_Instruction_:
Write out the whole of the material exactly.

_Dataset excerpts_:
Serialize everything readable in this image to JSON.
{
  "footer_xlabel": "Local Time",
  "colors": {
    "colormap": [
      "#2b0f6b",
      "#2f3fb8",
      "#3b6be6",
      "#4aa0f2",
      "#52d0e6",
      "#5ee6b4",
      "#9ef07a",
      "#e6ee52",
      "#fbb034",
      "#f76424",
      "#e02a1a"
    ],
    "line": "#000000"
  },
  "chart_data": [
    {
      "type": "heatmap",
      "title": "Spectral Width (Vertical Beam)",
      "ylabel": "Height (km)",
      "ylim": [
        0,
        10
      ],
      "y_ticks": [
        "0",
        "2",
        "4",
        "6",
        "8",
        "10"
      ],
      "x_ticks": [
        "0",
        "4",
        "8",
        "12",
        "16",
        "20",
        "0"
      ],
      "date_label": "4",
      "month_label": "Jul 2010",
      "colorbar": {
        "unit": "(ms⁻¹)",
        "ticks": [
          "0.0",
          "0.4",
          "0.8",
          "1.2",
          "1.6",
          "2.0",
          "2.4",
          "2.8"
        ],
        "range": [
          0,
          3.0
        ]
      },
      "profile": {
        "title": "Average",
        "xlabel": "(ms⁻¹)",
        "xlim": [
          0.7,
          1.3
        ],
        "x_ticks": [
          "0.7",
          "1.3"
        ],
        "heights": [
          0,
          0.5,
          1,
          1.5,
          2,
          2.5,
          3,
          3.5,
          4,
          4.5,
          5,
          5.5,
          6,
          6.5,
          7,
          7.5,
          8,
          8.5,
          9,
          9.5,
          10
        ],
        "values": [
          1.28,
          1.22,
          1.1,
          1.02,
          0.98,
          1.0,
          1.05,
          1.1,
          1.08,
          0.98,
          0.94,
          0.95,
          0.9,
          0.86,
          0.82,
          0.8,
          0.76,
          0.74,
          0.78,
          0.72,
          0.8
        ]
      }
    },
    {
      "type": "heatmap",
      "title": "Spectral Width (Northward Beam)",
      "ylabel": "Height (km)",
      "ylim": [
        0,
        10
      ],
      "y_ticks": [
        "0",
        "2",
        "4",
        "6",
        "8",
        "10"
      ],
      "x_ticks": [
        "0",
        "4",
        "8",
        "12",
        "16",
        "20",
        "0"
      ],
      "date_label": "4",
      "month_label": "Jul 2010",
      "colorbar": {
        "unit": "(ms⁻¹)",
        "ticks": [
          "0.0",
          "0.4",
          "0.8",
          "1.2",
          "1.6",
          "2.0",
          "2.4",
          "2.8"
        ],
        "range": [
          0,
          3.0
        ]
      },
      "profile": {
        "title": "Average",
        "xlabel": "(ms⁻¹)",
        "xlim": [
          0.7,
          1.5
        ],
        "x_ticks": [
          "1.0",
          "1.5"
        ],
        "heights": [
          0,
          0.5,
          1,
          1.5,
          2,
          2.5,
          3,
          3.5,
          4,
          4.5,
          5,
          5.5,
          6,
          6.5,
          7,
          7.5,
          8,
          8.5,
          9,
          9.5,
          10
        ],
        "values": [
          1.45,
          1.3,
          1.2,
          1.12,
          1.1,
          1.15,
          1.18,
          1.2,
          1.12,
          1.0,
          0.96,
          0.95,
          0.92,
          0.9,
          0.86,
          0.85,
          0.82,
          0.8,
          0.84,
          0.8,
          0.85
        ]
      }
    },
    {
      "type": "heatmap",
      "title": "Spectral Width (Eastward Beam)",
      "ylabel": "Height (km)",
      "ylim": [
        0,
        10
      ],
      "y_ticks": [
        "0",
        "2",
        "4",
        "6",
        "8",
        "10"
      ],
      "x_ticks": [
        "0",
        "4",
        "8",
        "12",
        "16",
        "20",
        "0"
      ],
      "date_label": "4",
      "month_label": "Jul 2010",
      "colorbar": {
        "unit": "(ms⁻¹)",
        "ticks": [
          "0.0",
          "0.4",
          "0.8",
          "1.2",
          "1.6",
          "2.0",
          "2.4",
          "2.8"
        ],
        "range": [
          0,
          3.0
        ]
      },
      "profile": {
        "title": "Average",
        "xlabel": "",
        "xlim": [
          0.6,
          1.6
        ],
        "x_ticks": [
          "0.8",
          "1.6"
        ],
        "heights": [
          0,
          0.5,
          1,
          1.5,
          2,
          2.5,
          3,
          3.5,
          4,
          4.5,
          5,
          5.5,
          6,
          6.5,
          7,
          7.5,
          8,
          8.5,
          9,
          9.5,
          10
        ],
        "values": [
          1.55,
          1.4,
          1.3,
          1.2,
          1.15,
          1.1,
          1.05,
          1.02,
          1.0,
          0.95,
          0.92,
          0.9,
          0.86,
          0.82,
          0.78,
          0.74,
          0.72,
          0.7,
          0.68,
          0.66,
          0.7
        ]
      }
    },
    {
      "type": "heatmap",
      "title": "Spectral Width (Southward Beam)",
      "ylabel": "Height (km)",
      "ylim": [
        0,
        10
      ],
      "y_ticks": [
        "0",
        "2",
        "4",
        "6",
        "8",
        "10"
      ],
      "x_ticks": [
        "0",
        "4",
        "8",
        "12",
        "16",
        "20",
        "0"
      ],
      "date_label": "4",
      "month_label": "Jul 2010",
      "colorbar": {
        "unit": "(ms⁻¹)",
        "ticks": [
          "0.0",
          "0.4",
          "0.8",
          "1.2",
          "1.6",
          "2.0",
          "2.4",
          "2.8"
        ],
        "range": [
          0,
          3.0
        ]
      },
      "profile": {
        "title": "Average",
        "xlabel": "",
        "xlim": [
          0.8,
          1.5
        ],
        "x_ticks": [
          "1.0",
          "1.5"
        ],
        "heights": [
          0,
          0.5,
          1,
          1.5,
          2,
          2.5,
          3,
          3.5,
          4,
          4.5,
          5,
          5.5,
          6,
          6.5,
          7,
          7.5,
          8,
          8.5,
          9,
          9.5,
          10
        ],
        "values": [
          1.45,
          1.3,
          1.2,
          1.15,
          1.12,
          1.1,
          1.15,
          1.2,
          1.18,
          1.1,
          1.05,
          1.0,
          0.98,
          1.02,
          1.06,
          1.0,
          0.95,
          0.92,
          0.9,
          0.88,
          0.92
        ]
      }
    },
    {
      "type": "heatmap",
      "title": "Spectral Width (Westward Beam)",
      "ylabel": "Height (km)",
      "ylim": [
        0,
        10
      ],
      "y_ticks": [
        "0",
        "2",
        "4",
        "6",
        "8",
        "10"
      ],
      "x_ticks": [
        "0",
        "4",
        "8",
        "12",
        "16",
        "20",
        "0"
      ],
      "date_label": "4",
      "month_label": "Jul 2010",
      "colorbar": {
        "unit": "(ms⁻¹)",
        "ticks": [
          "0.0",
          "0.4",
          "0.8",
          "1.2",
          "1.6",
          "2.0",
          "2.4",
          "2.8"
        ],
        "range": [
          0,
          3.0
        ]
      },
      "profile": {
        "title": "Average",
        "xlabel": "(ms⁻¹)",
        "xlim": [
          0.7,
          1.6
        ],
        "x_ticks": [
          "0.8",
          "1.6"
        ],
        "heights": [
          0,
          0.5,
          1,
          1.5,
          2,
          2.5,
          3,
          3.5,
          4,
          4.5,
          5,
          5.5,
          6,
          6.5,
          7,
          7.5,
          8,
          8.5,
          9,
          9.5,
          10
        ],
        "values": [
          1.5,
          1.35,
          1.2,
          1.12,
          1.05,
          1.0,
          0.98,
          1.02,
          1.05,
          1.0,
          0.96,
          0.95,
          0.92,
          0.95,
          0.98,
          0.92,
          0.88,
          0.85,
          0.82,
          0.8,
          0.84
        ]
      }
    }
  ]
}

_Result of this task_:
Serialize everything readable in this image to JSON.
{
  "footer_xlabel": "Local Time",
  "colors": {
    "colormap": [
      "#2b0f6b",
      "#2f3fb8",
      "#3b6be6",
      "#4aa0f2",
      "#52d0e6",
      "#5ee6b4",
      "#9ef07a",
      "#e6ee52",
      "#fbb034",
      "#f76424",
      "#e02a1a"
    ],
    "line": "#000000"
  },
  "chart_data": [
    {
      "type": "heatmap",
      "title": "Spectral Width (Vertical Beam)",
      "ylabel": "Height (km)",
      "ylim": [
        0,
        10
      ],
      "y_ticks": [
        "0",
        "2",
        "4",
        "6",
        "8",
        "10"
      ],
      "x_ticks": [
        "0",
        "4",
        "8",
        "12",
        "16",
        "20",
        "0"
      ],
      "date_label": "4",
      "month_label": "Jul 2010",
      "colorbar": {
        "unit": "(ms⁻¹)",
        "ticks": [
          "0.0",
          "0.4",
          "0.8",
          "1.2",
          "1.6",
          "2.0",
          "2.4",
          "2.8"
        ],
        "range": [
          0,
          3.0
        ]
      },
      "profile": {
        "title": "Average",
        "xlabel": "(ms⁻¹)",
        "xlim": [
          0.7,
          1.3
        ],
        "x_ticks": [
          "0.7",
          "1.3"
        ],
        "heights": [
          0,
          0.5,
          1,
          1.5,
          2,
          2.5,
          3,
          3.5,
          4,
          4.5,
          5,
          5.5,
          6,
          6.5,
          7,
          7.5,
          8,
          8.5,
          9,
          9.5,
          10
        ],
        "values": [
          1.28,
          1.22,
          1.1,
          1.02,
          0.98,
          1.0,
          1.05,
          1.1,
          1.08,
          0.98,
          0.94,
          0.95,
          0.9,
          0.86,
          0.82,
          0.8,
          0.76,
          0.74,
          0.78,
          0.72,
          0.8
        ]
      }
    },
    {
      "type": "heatmap",
      "title": "Spectral Width (Northward Beam)",
      "ylabel": "Height (km)",
      "ylim": [
        0,
        10
      ],
      "y_ticks": [
        "0",
        "2",
        "4",
        "6",
        "8",
        "10"
      ],
      "x_ticks": [
        "0",
        "4",
        "8",
        "12",
        "16",
        "20",
        "0"
      ],
      "date_label": "4",
      "month_label": "Jul 2010",
      "colorbar": {
        "unit": "(ms⁻¹)",
        "ticks": [
          "0.0",
          "0.4",
          "0.8",
          "1.2",
          "1.6",
          "2.0",
          "2.4",
          "2.8"
        ],
        "range": [
          0,
          3.0
        ]
      },
      "profile": {
        "title": "Average",
        "xlabel": "(ms⁻¹)",
        "xlim": [
          0.7,
          1.5
        ],
        "x_ticks": [
          "1.0",
          "1.5"
        ],
        "heights": [
          0,
          0.5,
          1,
          1.5,
          2,
          2.5,
          3,
          3.5,
          4,
          4.5,
          5,
          5.5,
          6,
          6.5,
          7,
          7.5,
          8,
          8.5,
          9,
          9.5,
          10
        ],
        "values": [
          1.45,
          1.3,
          1.2,
          1.12,
          1.1,
          1.15,
          1.18,
          1.2,
          1.12,
          1.0,
          0.96,
          0.95,
          0.92,
          0.9,
          0.86,
          0.85,
          0.82,
          0.8,
          0.84,
          0.8,
          0.85
        ]
      }
    },
    {
      "type": "heatmap",
      "title": "Spectral Width (Eastward Beam)",
      "ylabel": "Height (km)",
      "ylim": [
        0,
        10
      ],
      "y_ticks": [
        "0",
        "2",
        "4",
        "6",
        "8",
        "10"
      ],
      "x_ticks": [
        "0",
        "4",
        "8",
        "12",
        "16",
        "20",
        "0"
      ],
      "date_label": "4",
      "month_label": "Jul 2010",
      "colorbar": {
        "unit": "(ms⁻¹)",
        "ticks": [
          "0.0",
          "0.4",
          "0.8",
          "1.2",
          "1.6",
          "2.0",
          "2.4",
          "2.8"
        ],
        "range": [
          0,
          3.0
        ]
      },
      "profile": {
        "title": "Average",
        "xlabel": "",
        "xlim": [
          0.6,
          1.6
        ],
        "x_ticks": [
          "0.8",
          "1.6"
        ],
        "heights": [
          0,
          0.5,
          1,
          1.5,
          2,
          2.5,
          3,
          3.5,
          4,
          4.5,
          5,
          5.5,
          6,
          6.5,
          7,
          7.5,
          8,
          8.5,
          9,
          9.5,
          10
        ],
        "values": [
          1.55,
          1.4,
          1.3,
          1.2,
          1.15,
          1.1,
          1.05,
          1.02,
          1.0,
          0.95,
          0.92,
          0.9,
          0.86,
          0.82,
          0.78,
          0.74,
          0.72,
          0.7,
          0.68,
          0.66,
          0.7
        ]
      }
    },
    {
      "type": "heatmap",
      "title": "Spectral Width (Southward Beam)",
      "ylabel": "Height (km)",
      "ylim": [
        0,
        10
      ],
      "y_ticks": [
        "0",
        "2",
        "4",
        "6",
        "8",
        "10"
      ],
      "x_ticks": [
        "0",
        "4",
        "8",
        "12",
        "16",
        "20",
        "0"
      ],
      "date_label": "4",
      "month_label": "Jul 2010",
      "colorbar": {
        "unit": "(ms⁻¹)",
        "ticks": [
          "0.0",
          "0.4",
          "0.8",
          "1.2",
          "1.6",
          "2.0",
          "2.4",
          "2.8"
        ],
        "range": [
          0,
          3.0
        ]
      },
      "profile": {
        "title": "Average",
        "xlabel": "",
        "xlim": [
          0.8,
          1.5
        ],
        "x_ticks": [
          "1.0",
          "1.5"
        ],
        "heights": [
          0,
          0.5,
          1,
          1.5,
          2,
          2.5,
          3,
          3.5,
          4,
          4.5,
          5,
          5.5,
          6,
          6.5,
          7,
          7.5,
          8,
          8.5,
          9,
          9.5,
          10
        ],
        "values": [
          1.45,
          1.3,
          1.2,
          1.15,
          1.12,
          1.1,
          1.15,
          1.2,
          1.18,
          1.1,
          1.05,
          1.0,
          0.98,
          1.02,
          1.06,
          1.0,
          0.95,
          0.92,
          0.9,
          0.88,
          0.92
        ]
      }
    },
    {
      "type": "heatmap",
      "title": "Spectral Width (Westward Beam)",
      "ylabel": "Height (km)",
      "ylim": [
        0,
        10
      ],
      "y_ticks": [
        "0",
        "2",
        "4",
        "6",
        "8",
        "10"
      ],
      "x_ticks": [
        "0",
        "4",
        "8",
        "12",
        "16",
        "20",
        "0"
      ],
      "date_label": "4",
      "month_label": "Jul 2010",
      "colorbar": {
        "unit": "(ms⁻¹)",
        "ticks": [
          "0.0",
          "0.4",
          "0.8",
          "1.2",
          "1.6",
          "2.0",
          "2.4",
          "2.8"
        ],
        "range": [
          0,
          3.0
        ]
      },
      "profile": {
        "title": "Average",
        "xlabel": "(ms⁻¹)",
        "xlim": [
          0.7,
          1.6
        ],
        "x_ticks": [
          "0.8",
          "1.6"
        ],
        "heights": [
          0,
          0.5,
          1,
          1.5,
          2,
          2.5,
          3,
          3.5,
          4,
          4.5,
          5,
          5.5,
          6,
          6.5,
          7,
          7.5,
          8,
          8.5,
          9,
          9.5,
          10
        ],
        "values": [
          1.5,
          1.35,
          1.2,
          1.12,
          1.05,
          1.0,
          0.98,
          1.02,
          1.05,
          1.0,
          0.96,
          0.95,
          0.92,
          0.95,
          0.98,
          0.92,
          0.88,
          0.85,
          0.82,
          0.8,
          0.84
        ]
      }
    }
  ]
}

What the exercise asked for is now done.